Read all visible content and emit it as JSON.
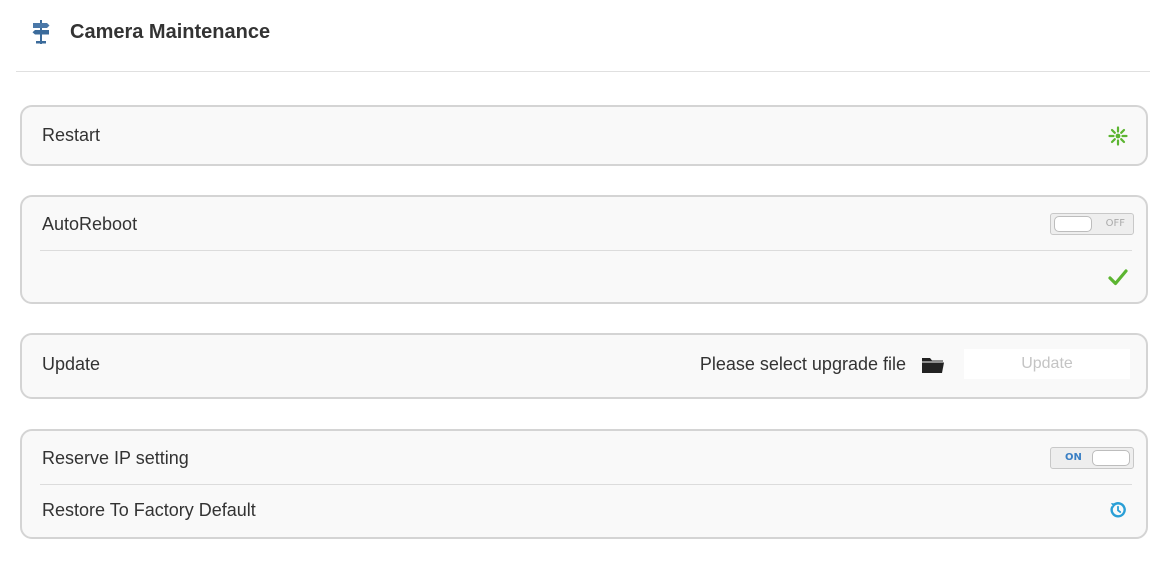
{
  "header": {
    "title": "Camera Maintenance",
    "icon": "signpost-icon"
  },
  "restart": {
    "label": "Restart",
    "icon": "restart-icon",
    "icon_color": "#5cb531"
  },
  "autoreboot": {
    "label": "AutoReboot",
    "toggle_text": "OFF",
    "toggle_state": "off",
    "confirm_icon": "check-icon",
    "confirm_color": "#5cb531"
  },
  "update": {
    "label": "Update",
    "file_prompt": "Please select upgrade file",
    "folder_icon": "folder-icon",
    "button_label": "Update"
  },
  "reserve_ip": {
    "label": "Reserve IP setting",
    "toggle_text": "ON",
    "toggle_state": "on"
  },
  "factory_default": {
    "label": "Restore To Factory Default",
    "icon": "restore-icon",
    "icon_color": "#2a9fd6"
  }
}
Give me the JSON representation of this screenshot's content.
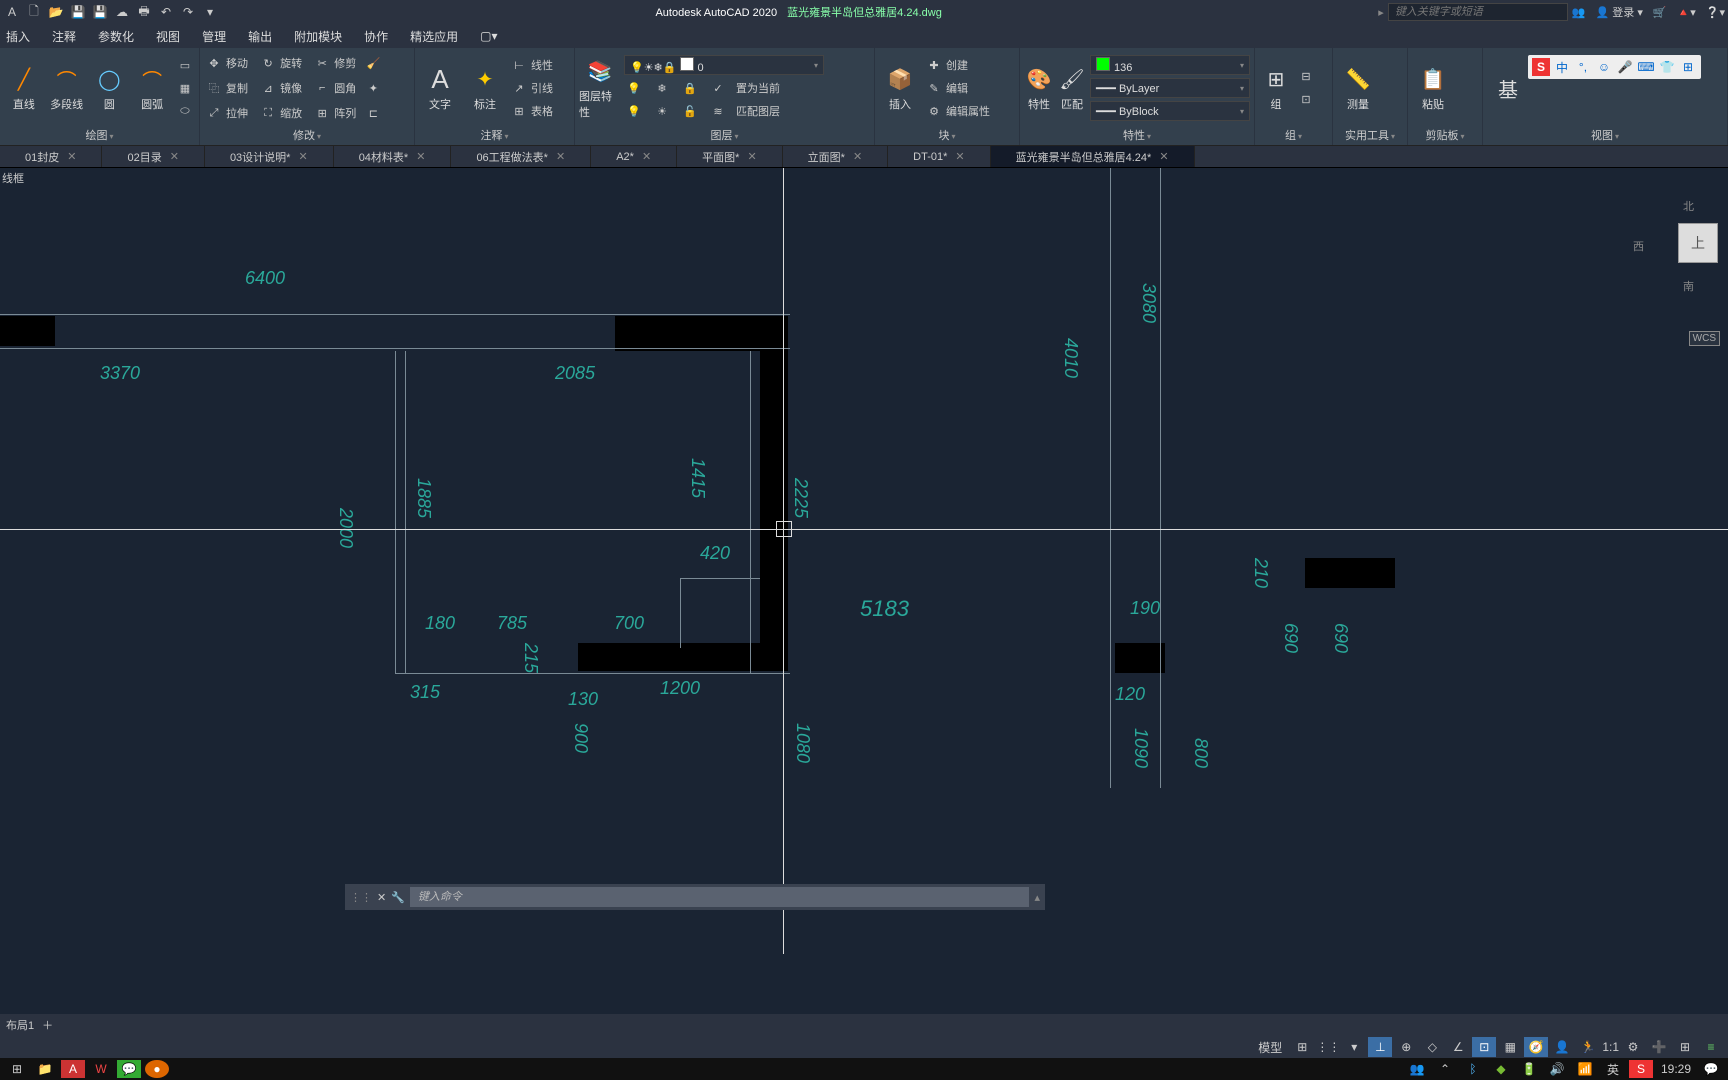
{
  "title": {
    "app": "Autodesk AutoCAD 2020",
    "file": "蓝光雍景半岛但总雅居4.24.dwg"
  },
  "search_placeholder": "键入关键字或短语",
  "login": "登录",
  "menu": [
    "插入",
    "注释",
    "参数化",
    "视图",
    "管理",
    "输出",
    "附加模块",
    "协作",
    "精选应用"
  ],
  "ribbon": {
    "draw": {
      "title": "绘图",
      "line": "直线",
      "poly": "多段线",
      "circle": "圆",
      "arc": "圆弧"
    },
    "modify": {
      "title": "修改",
      "move": "移动",
      "rotate": "旋转",
      "trim": "修剪",
      "copy": "复制",
      "mirror": "镜像",
      "fillet": "圆角",
      "stretch": "拉伸",
      "scale": "缩放",
      "array": "阵列"
    },
    "annot": {
      "title": "注释",
      "text": "文字",
      "dim": "标注",
      "linear": "线性",
      "leader": "引线",
      "table": "表格"
    },
    "layers": {
      "title": "图层",
      "prop": "图层特性",
      "current": "0",
      "setcur": "置为当前",
      "match": "匹配图层"
    },
    "block": {
      "title": "块",
      "insert": "插入",
      "create": "创建",
      "edit": "编辑",
      "editattr": "编辑属性"
    },
    "props": {
      "title": "特性",
      "props": "特性",
      "match": "匹配",
      "layer": "136",
      "bylayer": "ByLayer",
      "byblock": "ByBlock"
    },
    "group": {
      "title": "组",
      "group": "组"
    },
    "util": {
      "title": "实用工具",
      "measure": "测量"
    },
    "clip": {
      "title": "剪贴板",
      "paste": "粘贴"
    },
    "view": {
      "title": "视图"
    }
  },
  "tabs": [
    {
      "label": "01封皮",
      "dirty": false
    },
    {
      "label": "02目录",
      "dirty": false
    },
    {
      "label": "03设计说明*",
      "dirty": true
    },
    {
      "label": "04材料表*",
      "dirty": true
    },
    {
      "label": "06工程做法表*",
      "dirty": true
    },
    {
      "label": "A2*",
      "dirty": true
    },
    {
      "label": "平面图*",
      "dirty": true
    },
    {
      "label": "立面图*",
      "dirty": true
    },
    {
      "label": "DT-01*",
      "dirty": true
    },
    {
      "label": "蓝光雍景半岛但总雅居4.24*",
      "dirty": true,
      "active": true
    }
  ],
  "canvas_label": "线框",
  "dims": {
    "d6400": "6400",
    "d3370": "3370",
    "d2085": "2085",
    "d1415": "1415",
    "d2000": "2000",
    "d1885": "1885",
    "d180": "180",
    "d785": "785",
    "d700": "700",
    "d420": "420",
    "d1200": "1200",
    "d315": "315",
    "d215": "215",
    "d130": "130",
    "d5183": "5183",
    "d4010": "4010",
    "d2225": "2225",
    "d900": "900",
    "d3080": "3080",
    "d1080": "1080",
    "d120": "120",
    "d190": "190",
    "d210": "210",
    "d690": "690",
    "d1090": "1090",
    "d800": "800"
  },
  "viewcube": {
    "n": "北",
    "w": "西",
    "s": "南",
    "top": "上",
    "wcs": "WCS"
  },
  "cmd_placeholder": "键入命令",
  "layout": {
    "tab": "布局1"
  },
  "status": {
    "model": "模型",
    "scale": "1:1"
  },
  "ime": {
    "cn": "中"
  },
  "tray": {
    "ime": "英",
    "time": "19:29"
  }
}
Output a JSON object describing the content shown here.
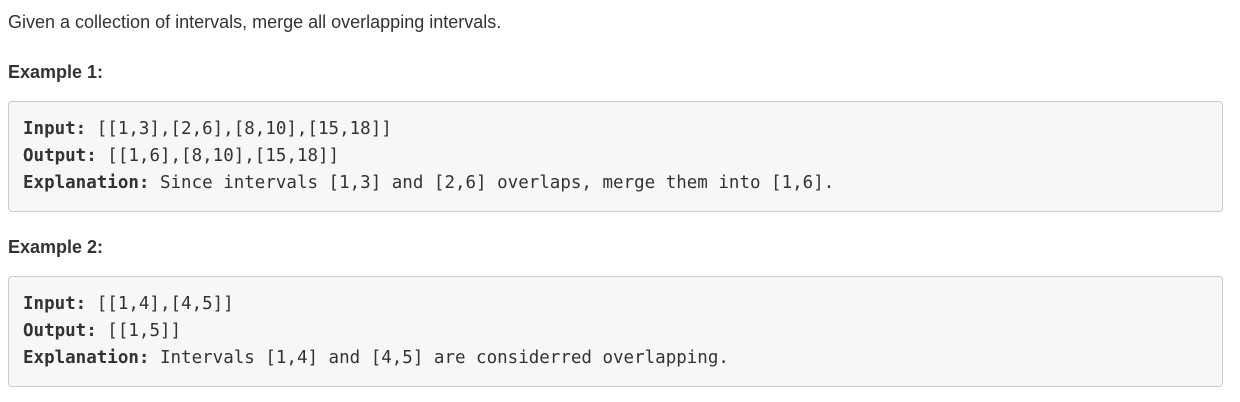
{
  "intro": "Given a collection of intervals, merge all overlapping intervals.",
  "examples": [
    {
      "heading": "Example 1:",
      "lines": [
        {
          "key": "Input:",
          "value": " [[1,3],[2,6],[8,10],[15,18]]"
        },
        {
          "key": "Output:",
          "value": " [[1,6],[8,10],[15,18]]"
        },
        {
          "key": "Explanation:",
          "value": " Since intervals [1,3] and [2,6] overlaps, merge them into [1,6]."
        }
      ]
    },
    {
      "heading": "Example 2:",
      "lines": [
        {
          "key": "Input:",
          "value": " [[1,4],[4,5]]"
        },
        {
          "key": "Output:",
          "value": " [[1,5]]"
        },
        {
          "key": "Explanation:",
          "value": " Intervals [1,4] and [4,5] are considerred overlapping."
        }
      ]
    }
  ]
}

Written task ▸ Each line in the records above should be reproduced exactly; images are not copied.

Solution to this exercise ▸
Read all visible content and emit it as JSON.
{
  "header": {
    "title": "Camera Maintenance",
    "icon": "signpost-icon"
  },
  "restart": {
    "label": "Restart",
    "icon": "restart-icon",
    "icon_color": "#5cb531"
  },
  "autoreboot": {
    "label": "AutoReboot",
    "toggle_text": "OFF",
    "toggle_state": "off",
    "confirm_icon": "check-icon",
    "confirm_color": "#5cb531"
  },
  "update": {
    "label": "Update",
    "file_prompt": "Please select upgrade file",
    "folder_icon": "folder-icon",
    "button_label": "Update"
  },
  "reserve_ip": {
    "label": "Reserve IP setting",
    "toggle_text": "ON",
    "toggle_state": "on"
  },
  "factory_default": {
    "label": "Restore To Factory Default",
    "icon": "restore-icon",
    "icon_color": "#2a9fd6"
  }
}
Give me the JSON representation of this screenshot's content.
{
  "title": {
    "app": "Autodesk AutoCAD 2020",
    "file": "蓝光雍景半岛但总雅居4.24.dwg"
  },
  "search_placeholder": "键入关键字或短语",
  "login": "登录",
  "menu": [
    "插入",
    "注释",
    "参数化",
    "视图",
    "管理",
    "输出",
    "附加模块",
    "协作",
    "精选应用"
  ],
  "ribbon": {
    "draw": {
      "title": "绘图",
      "line": "直线",
      "poly": "多段线",
      "circle": "圆",
      "arc": "圆弧"
    },
    "modify": {
      "title": "修改",
      "move": "移动",
      "rotate": "旋转",
      "trim": "修剪",
      "copy": "复制",
      "mirror": "镜像",
      "fillet": "圆角",
      "stretch": "拉伸",
      "scale": "缩放",
      "array": "阵列"
    },
    "annot": {
      "title": "注释",
      "text": "文字",
      "dim": "标注",
      "linear": "线性",
      "leader": "引线",
      "table": "表格"
    },
    "layers": {
      "title": "图层",
      "prop": "图层特性",
      "current": "0",
      "setcur": "置为当前",
      "match": "匹配图层"
    },
    "block": {
      "title": "块",
      "insert": "插入",
      "create": "创建",
      "edit": "编辑",
      "editattr": "编辑属性"
    },
    "props": {
      "title": "特性",
      "props": "特性",
      "match": "匹配",
      "layer": "136",
      "bylayer": "ByLayer",
      "byblock": "ByBlock"
    },
    "group": {
      "title": "组",
      "group": "组"
    },
    "util": {
      "title": "实用工具",
      "measure": "测量"
    },
    "clip": {
      "title": "剪贴板",
      "paste": "粘贴"
    },
    "view": {
      "title": "视图"
    }
  },
  "tabs": [
    {
      "label": "01封皮",
      "dirty": false
    },
    {
      "label": "02目录",
      "dirty": false
    },
    {
      "label": "03设计说明*",
      "dirty": true
    },
    {
      "label": "04材料表*",
      "dirty": true
    },
    {
      "label": "06工程做法表*",
      "dirty": true
    },
    {
      "label": "A2*",
      "dirty": true
    },
    {
      "label": "平面图*",
      "dirty": true
    },
    {
      "label": "立面图*",
      "dirty": true
    },
    {
      "label": "DT-01*",
      "dirty": true
    },
    {
      "label": "蓝光雍景半岛但总雅居4.24*",
      "dirty": true,
      "active": true
    }
  ],
  "canvas_label": "线框",
  "dims": {
    "d6400": "6400",
    "d3370": "3370",
    "d2085": "2085",
    "d1415": "1415",
    "d2000": "2000",
    "d1885": "1885",
    "d180": "180",
    "d785": "785",
    "d700": "700",
    "d420": "420",
    "d1200": "1200",
    "d315": "315",
    "d215": "215",
    "d130": "130",
    "d5183": "5183",
    "d4010": "4010",
    "d2225": "2225",
    "d900": "900",
    "d3080": "3080",
    "d1080": "1080",
    "d120": "120",
    "d190": "190",
    "d210": "210",
    "d690": "690",
    "d1090": "1090",
    "d800": "800"
  },
  "viewcube": {
    "n": "北",
    "w": "西",
    "s": "南",
    "top": "上",
    "wcs": "WCS"
  },
  "cmd_placeholder": "键入命令",
  "layout": {
    "tab": "布局1"
  },
  "status": {
    "model": "模型",
    "scale": "1:1"
  },
  "ime": {
    "cn": "中"
  },
  "tray": {
    "ime": "英",
    "time": "19:29"
  }
}
Output a JSON object describing the content shown here.
{
  "intro": "Given a collection of intervals, merge all overlapping intervals.",
  "examples": [
    {
      "heading": "Example 1:",
      "lines": [
        {
          "key": "Input:",
          "value": " [[1,3],[2,6],[8,10],[15,18]]"
        },
        {
          "key": "Output:",
          "value": " [[1,6],[8,10],[15,18]]"
        },
        {
          "key": "Explanation:",
          "value": " Since intervals [1,3] and [2,6] overlaps, merge them into [1,6]."
        }
      ]
    },
    {
      "heading": "Example 2:",
      "lines": [
        {
          "key": "Input:",
          "value": " [[1,4],[4,5]]"
        },
        {
          "key": "Output:",
          "value": " [[1,5]]"
        },
        {
          "key": "Explanation:",
          "value": " Intervals [1,4] and [4,5] are considerred overlapping."
        }
      ]
    }
  ]
}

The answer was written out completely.